Dataset items
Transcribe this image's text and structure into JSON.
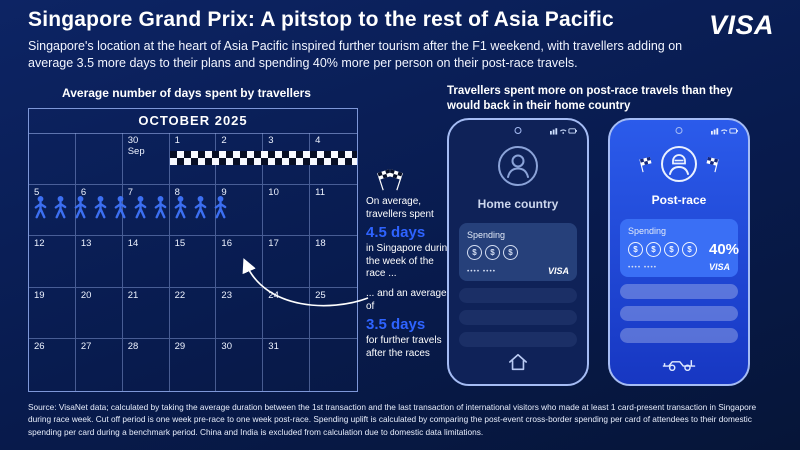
{
  "colors": {
    "background": "#081b4e",
    "accent_blue": "#2e63ff",
    "visa_brand_blue": "#1434cb",
    "phone_post_blue": "#2b5beb",
    "checker_dark": "#080f26",
    "white": "#ffffff"
  },
  "icons": {
    "coin": "$"
  },
  "header": {
    "title": "Singapore Grand Prix: A pitstop to the rest of Asia Pacific",
    "brand": "VISA",
    "subtitle": "Singapore's location at the heart of Asia Pacific inspired further tourism after the F1 weekend, with travellers adding on average 3.5 more days to their plans and spending 40% more per person on their post-race travels."
  },
  "left": {
    "heading": "Average number of days spent by travellers",
    "calendar": {
      "title": "OCTOBER 2025",
      "rows": [
        [
          "",
          "",
          "30\nSep",
          "1",
          "2",
          "3",
          "4"
        ],
        [
          "5",
          "6",
          "7",
          "8",
          "9",
          "10",
          "11"
        ],
        [
          "12",
          "13",
          "14",
          "15",
          "16",
          "17",
          "18"
        ],
        [
          "19",
          "20",
          "21",
          "22",
          "23",
          "24",
          "25"
        ],
        [
          "26",
          "27",
          "28",
          "29",
          "30",
          "31",
          ""
        ]
      ]
    },
    "annotation_race": {
      "line1": "On average, travellers spent",
      "value": "4.5 days",
      "line2": "in Singapore during the week of the race ..."
    },
    "annotation_post": {
      "line1": "... and an average of",
      "value": "3.5 days",
      "line2": "for further travels after the races"
    }
  },
  "right": {
    "heading": "Travellers spent more on post-race travels than they would back in their home country",
    "phone_home": {
      "label": "Home country",
      "card": {
        "title": "Spending",
        "masked": "•••• ••••",
        "brand": "VISA"
      }
    },
    "phone_post": {
      "label": "Post-race",
      "card": {
        "title": "Spending",
        "uplift": "40%",
        "masked": "•••• ••••",
        "brand": "VISA"
      }
    }
  },
  "footer": {
    "source": "Source: VisaNet data; calculated by taking the average duration between the 1st transaction and the last transaction of international visitors who made at least 1 card-present transaction in Singapore during race week. Cut off period is one week pre-race to one week post-race. Spending uplift is calculated by comparing the post-event cross-border spending per card of attendees to their domestic spending per card during a benchmark period. China and India is excluded from calculation due to domestic data limitations."
  }
}
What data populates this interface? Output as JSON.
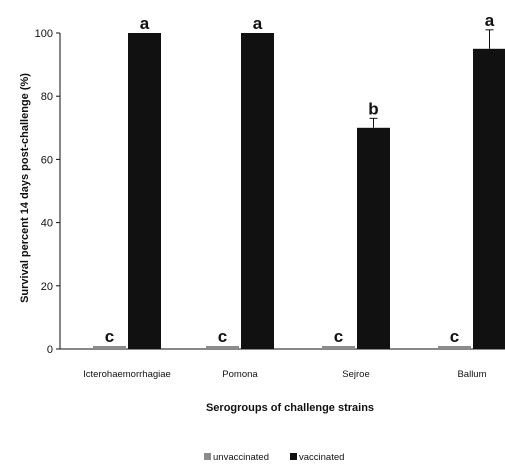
{
  "chart_data": {
    "type": "bar",
    "title": "",
    "xlabel": "Serogroups of challenge strains",
    "ylabel": "Survival percent 14 days post-challenge  (%)",
    "ylim": [
      0,
      100
    ],
    "yticks": [
      0,
      20,
      40,
      60,
      80,
      100
    ],
    "grid": false,
    "legend_position": "bottom",
    "categories": [
      "Icterohaemorrhagiae",
      "Pomona",
      "Sejroe",
      "Ballum"
    ],
    "series": [
      {
        "name": "unvaccinated",
        "color": "#8c8c8c",
        "values": [
          0,
          0,
          0,
          0
        ],
        "errors": [
          0,
          0,
          0,
          0
        ],
        "labels": [
          "c",
          "c",
          "c",
          "c"
        ]
      },
      {
        "name": "vaccinated",
        "color": "#111111",
        "values": [
          100,
          100,
          70,
          95
        ],
        "errors": [
          0,
          0,
          3,
          6
        ],
        "labels": [
          "a",
          "a",
          "b",
          "a"
        ]
      }
    ]
  }
}
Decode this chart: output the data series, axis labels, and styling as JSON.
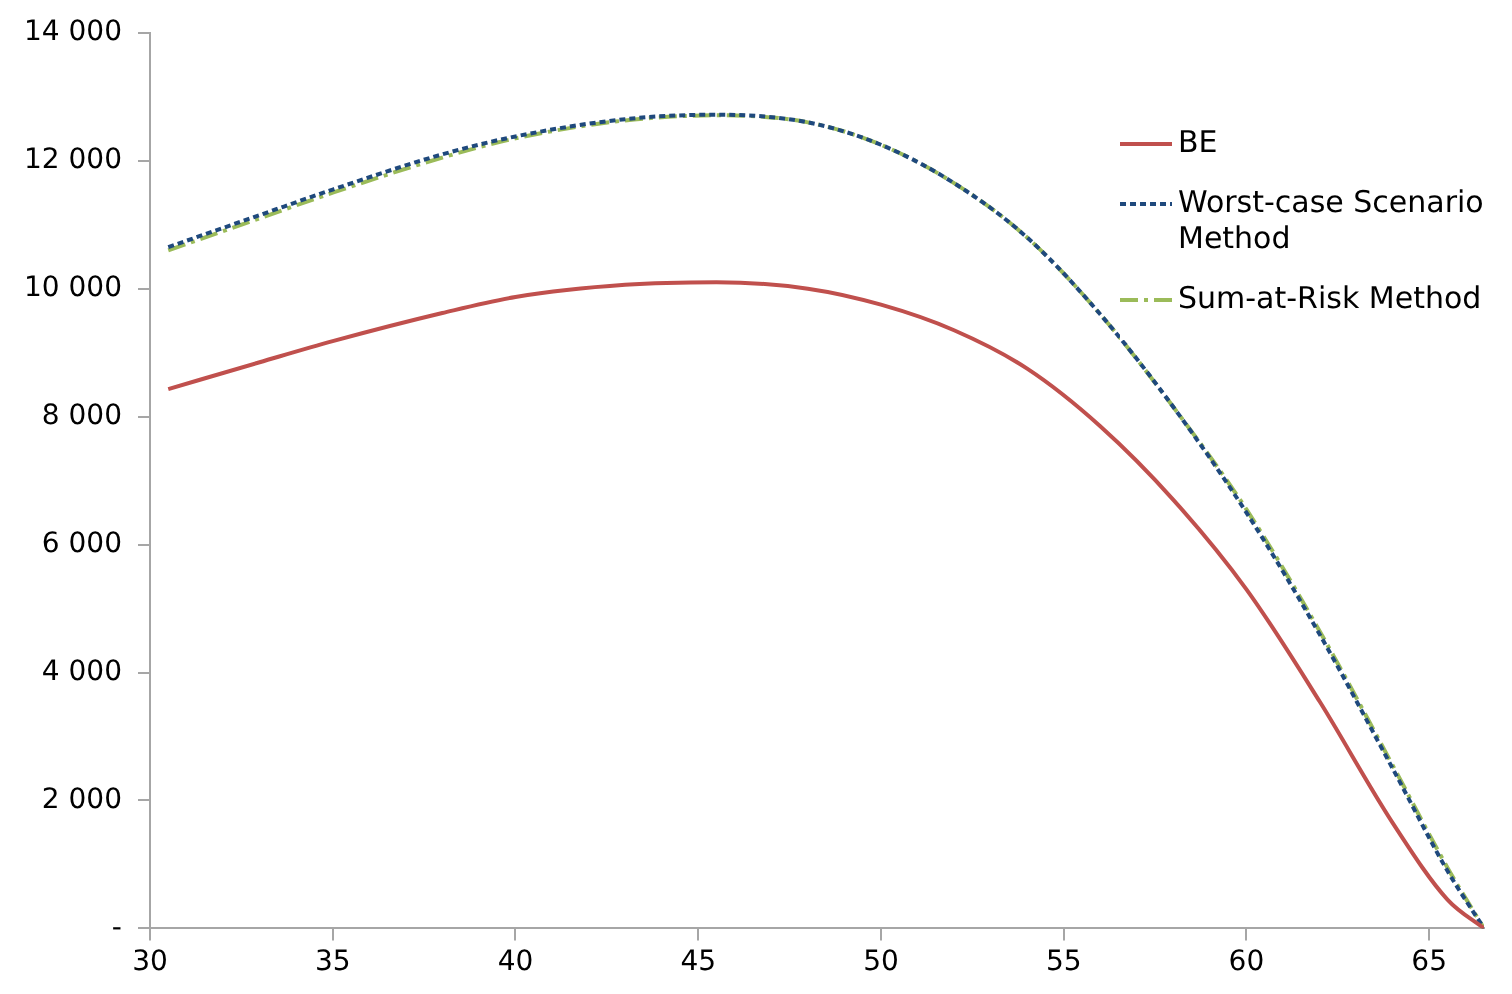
{
  "chart_data": {
    "type": "line",
    "x": [
      30.5,
      33,
      35,
      38,
      40,
      43,
      45.5,
      48,
      50,
      52,
      54,
      56,
      58,
      60,
      62,
      64,
      65.5,
      66.5
    ],
    "series": [
      {
        "name": "BE",
        "color": "#c0504d",
        "line_style": "solid",
        "values": [
          8430,
          8850,
          9180,
          9620,
          9870,
          10060,
          10100,
          10000,
          9750,
          9350,
          8750,
          7850,
          6700,
          5300,
          3550,
          1650,
          450,
          0
        ]
      },
      {
        "name": "Worst-case Scenario Method",
        "color": "#1f497d",
        "line_style": "dotted",
        "values": [
          10650,
          11150,
          11550,
          12100,
          12380,
          12650,
          12720,
          12600,
          12250,
          11650,
          10800,
          9600,
          8150,
          6500,
          4600,
          2500,
          900,
          0
        ]
      },
      {
        "name": "Sum-at-Risk Method",
        "color": "#9bbb59",
        "line_style": "dashed",
        "values": [
          10600,
          11100,
          11500,
          12050,
          12350,
          12630,
          12710,
          12600,
          12250,
          11650,
          10800,
          9600,
          8150,
          6550,
          4650,
          2550,
          950,
          0
        ]
      }
    ],
    "xlim": [
      30,
      66.5
    ],
    "xticks": [
      30,
      35,
      40,
      45,
      50,
      55,
      60,
      65
    ],
    "ylim": [
      0,
      14000
    ],
    "yticks": [
      {
        "value": 0,
        "label": "-"
      },
      {
        "value": 2000,
        "label": "2 000"
      },
      {
        "value": 4000,
        "label": "4 000"
      },
      {
        "value": 6000,
        "label": "6 000"
      },
      {
        "value": 8000,
        "label": "8 000"
      },
      {
        "value": 10000,
        "label": "10 000"
      },
      {
        "value": 12000,
        "label": "12 000"
      },
      {
        "value": 14000,
        "label": "14 000"
      }
    ],
    "grid": false,
    "legend": "top right",
    "marker": "none"
  }
}
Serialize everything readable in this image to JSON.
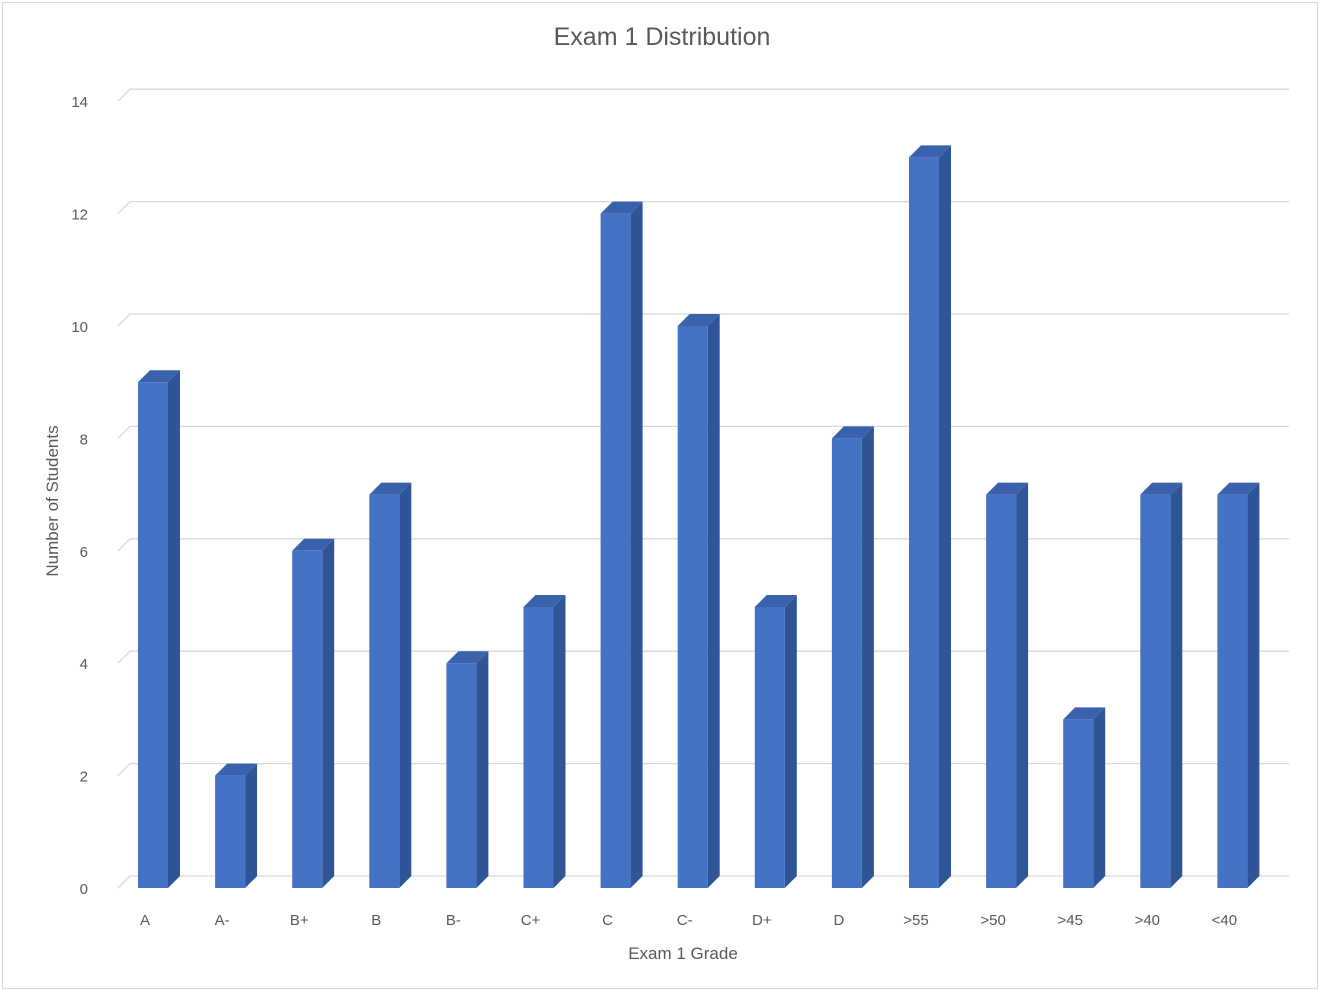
{
  "chart_data": {
    "type": "bar",
    "style": "3d-column",
    "title": "Exam 1 Distribution",
    "xlabel": "Exam 1 Grade",
    "ylabel": "Number of Students",
    "categories": [
      "A",
      "A-",
      "B+",
      "B",
      "B-",
      "C+",
      "C",
      "C-",
      "D+",
      "D",
      ">55",
      ">50",
      ">45",
      ">40",
      "<40"
    ],
    "values": [
      9,
      2,
      6,
      7,
      4,
      5,
      12,
      10,
      5,
      8,
      13,
      7,
      3,
      7,
      7
    ],
    "ylim": [
      0,
      14
    ],
    "yticks": [
      0,
      2,
      4,
      6,
      8,
      10,
      12,
      14
    ],
    "grid": true,
    "legend": "none",
    "colors": {
      "bar_front": "#4472C4",
      "bar_side": "#2F5597",
      "bar_top": "#3A62AC",
      "grid": "#D9D9D9",
      "text": "#595959"
    }
  }
}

What to work on:
Repeat the material above in full and exactly, omitting the pictures.

Exercise output:
Transcribe this image's text and structure into JSON.
{
  "colors": {
    "background": "#081b4e",
    "accent_blue": "#2e63ff",
    "visa_brand_blue": "#1434cb",
    "phone_post_blue": "#2b5beb",
    "checker_dark": "#080f26",
    "white": "#ffffff"
  },
  "icons": {
    "coin": "$"
  },
  "header": {
    "title": "Singapore Grand Prix: A pitstop to the rest of Asia Pacific",
    "brand": "VISA",
    "subtitle": "Singapore's location at the heart of Asia Pacific inspired further tourism after the F1 weekend, with travellers adding on average 3.5 more days to their plans and spending 40% more per person on their post-race travels."
  },
  "left": {
    "heading": "Average number of days spent by travellers",
    "calendar": {
      "title": "OCTOBER 2025",
      "rows": [
        [
          "",
          "",
          "30\nSep",
          "1",
          "2",
          "3",
          "4"
        ],
        [
          "5",
          "6",
          "7",
          "8",
          "9",
          "10",
          "11"
        ],
        [
          "12",
          "13",
          "14",
          "15",
          "16",
          "17",
          "18"
        ],
        [
          "19",
          "20",
          "21",
          "22",
          "23",
          "24",
          "25"
        ],
        [
          "26",
          "27",
          "28",
          "29",
          "30",
          "31",
          ""
        ]
      ]
    },
    "annotation_race": {
      "line1": "On average, travellers spent",
      "value": "4.5 days",
      "line2": "in Singapore during the week of the race ..."
    },
    "annotation_post": {
      "line1": "... and an average of",
      "value": "3.5 days",
      "line2": "for further travels after the races"
    }
  },
  "right": {
    "heading": "Travellers spent more on post-race travels than they would back in their home country",
    "phone_home": {
      "label": "Home country",
      "card": {
        "title": "Spending",
        "masked": "•••• ••••",
        "brand": "VISA"
      }
    },
    "phone_post": {
      "label": "Post-race",
      "card": {
        "title": "Spending",
        "uplift": "40%",
        "masked": "•••• ••••",
        "brand": "VISA"
      }
    }
  },
  "footer": {
    "source": "Source: VisaNet data; calculated by taking the average duration between the 1st transaction and the last transaction of international visitors who made at least 1 card-present transaction in Singapore during race week. Cut off period is one week pre-race to one week post-race. Spending uplift is calculated by comparing the post-event cross-border spending per card of attendees to their domestic spending per card during a benchmark period. China and India is excluded from calculation due to domestic data limitations."
  }
}
What data populates this interface? Output as JSON.
{
  "chart_data": {
    "type": "bar",
    "title": "",
    "xlabel": "Serogroups of challenge strains",
    "ylabel": "Survival percent 14 days post-challenge  (%)",
    "ylim": [
      0,
      100
    ],
    "yticks": [
      0,
      20,
      40,
      60,
      80,
      100
    ],
    "grid": false,
    "legend_position": "bottom",
    "categories": [
      "Icterohaemorrhagiae",
      "Pomona",
      "Sejroe",
      "Ballum"
    ],
    "series": [
      {
        "name": "unvaccinated",
        "color": "#8c8c8c",
        "values": [
          0,
          0,
          0,
          0
        ],
        "errors": [
          0,
          0,
          0,
          0
        ],
        "labels": [
          "c",
          "c",
          "c",
          "c"
        ]
      },
      {
        "name": "vaccinated",
        "color": "#111111",
        "values": [
          100,
          100,
          70,
          95
        ],
        "errors": [
          0,
          0,
          3,
          6
        ],
        "labels": [
          "a",
          "a",
          "b",
          "a"
        ]
      }
    ]
  }
}
Decode this chart: output the data series, axis labels, and styling as JSON.
{
  "chart_data": {
    "type": "line",
    "x": [
      30.5,
      33,
      35,
      38,
      40,
      43,
      45.5,
      48,
      50,
      52,
      54,
      56,
      58,
      60,
      62,
      64,
      65.5,
      66.5
    ],
    "series": [
      {
        "name": "BE",
        "color": "#c0504d",
        "line_style": "solid",
        "values": [
          8430,
          8850,
          9180,
          9620,
          9870,
          10060,
          10100,
          10000,
          9750,
          9350,
          8750,
          7850,
          6700,
          5300,
          3550,
          1650,
          450,
          0
        ]
      },
      {
        "name": "Worst-case Scenario Method",
        "color": "#1f497d",
        "line_style": "dotted",
        "values": [
          10650,
          11150,
          11550,
          12100,
          12380,
          12650,
          12720,
          12600,
          12250,
          11650,
          10800,
          9600,
          8150,
          6500,
          4600,
          2500,
          900,
          0
        ]
      },
      {
        "name": "Sum-at-Risk Method",
        "color": "#9bbb59",
        "line_style": "dashed",
        "values": [
          10600,
          11100,
          11500,
          12050,
          12350,
          12630,
          12710,
          12600,
          12250,
          11650,
          10800,
          9600,
          8150,
          6550,
          4650,
          2550,
          950,
          0
        ]
      }
    ],
    "xlim": [
      30,
      66.5
    ],
    "xticks": [
      30,
      35,
      40,
      45,
      50,
      55,
      60,
      65
    ],
    "ylim": [
      0,
      14000
    ],
    "yticks": [
      {
        "value": 0,
        "label": "-"
      },
      {
        "value": 2000,
        "label": "2 000"
      },
      {
        "value": 4000,
        "label": "4 000"
      },
      {
        "value": 6000,
        "label": "6 000"
      },
      {
        "value": 8000,
        "label": "8 000"
      },
      {
        "value": 10000,
        "label": "10 000"
      },
      {
        "value": 12000,
        "label": "12 000"
      },
      {
        "value": 14000,
        "label": "14 000"
      }
    ],
    "grid": false,
    "legend": "top right",
    "marker": "none"
  }
}
Serialize everything readable in this image to JSON.
{
  "chart_data": {
    "type": "bar",
    "style": "3d-column",
    "title": "Exam 1 Distribution",
    "xlabel": "Exam 1 Grade",
    "ylabel": "Number of Students",
    "categories": [
      "A",
      "A-",
      "B+",
      "B",
      "B-",
      "C+",
      "C",
      "C-",
      "D+",
      "D",
      ">55",
      ">50",
      ">45",
      ">40",
      "<40"
    ],
    "values": [
      9,
      2,
      6,
      7,
      4,
      5,
      12,
      10,
      5,
      8,
      13,
      7,
      3,
      7,
      7
    ],
    "ylim": [
      0,
      14
    ],
    "yticks": [
      0,
      2,
      4,
      6,
      8,
      10,
      12,
      14
    ],
    "grid": true,
    "legend": "none",
    "colors": {
      "bar_front": "#4472C4",
      "bar_side": "#2F5597",
      "bar_top": "#3A62AC",
      "grid": "#D9D9D9",
      "text": "#595959"
    }
  }
}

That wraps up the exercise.